▶ WHAT THIS TASK INVOLVES:
Copy nothing but the text: repeat each entry exactly and drop the images.

---

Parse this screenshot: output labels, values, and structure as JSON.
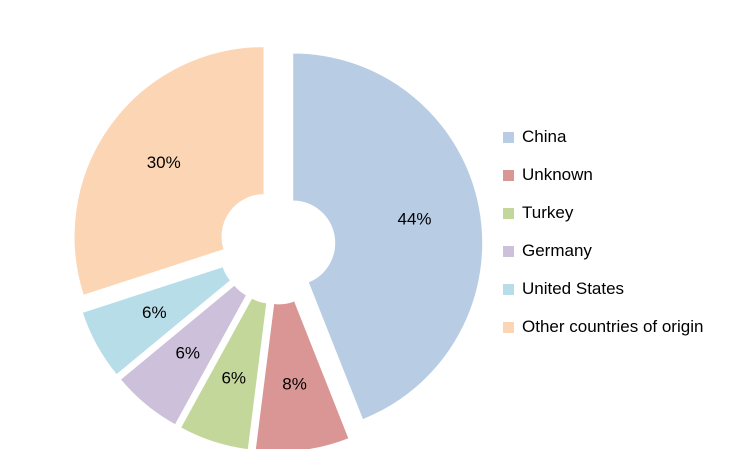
{
  "chart_data": {
    "type": "pie",
    "variant": "exploded doughnut",
    "categories": [
      "China",
      "Unknown",
      "Turkey",
      "Germany",
      "United States",
      "Other countries of origin"
    ],
    "values": [
      44,
      8,
      6,
      6,
      6,
      30
    ],
    "data_labels": [
      "44%",
      "8%",
      "6%",
      "6%",
      "6%",
      "30%"
    ],
    "colors": [
      "#B8CCE4",
      "#DA9694",
      "#C4D79B",
      "#CCC0DA",
      "#B7DEE8",
      "#FCD5B4"
    ],
    "legend_position": "right",
    "start_angle": "top, clockwise"
  }
}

---

▶ CORRECT RESULT:
Parse this screenshot: output labels, values, and structure as JSON.
{
  "chart_data": {
    "type": "pie",
    "variant": "exploded doughnut",
    "categories": [
      "China",
      "Unknown",
      "Turkey",
      "Germany",
      "United States",
      "Other countries of origin"
    ],
    "values": [
      44,
      8,
      6,
      6,
      6,
      30
    ],
    "data_labels": [
      "44%",
      "8%",
      "6%",
      "6%",
      "6%",
      "30%"
    ],
    "colors": [
      "#B8CCE4",
      "#DA9694",
      "#C4D79B",
      "#CCC0DA",
      "#B7DEE8",
      "#FCD5B4"
    ],
    "legend_position": "right",
    "start_angle": "top, clockwise"
  }
}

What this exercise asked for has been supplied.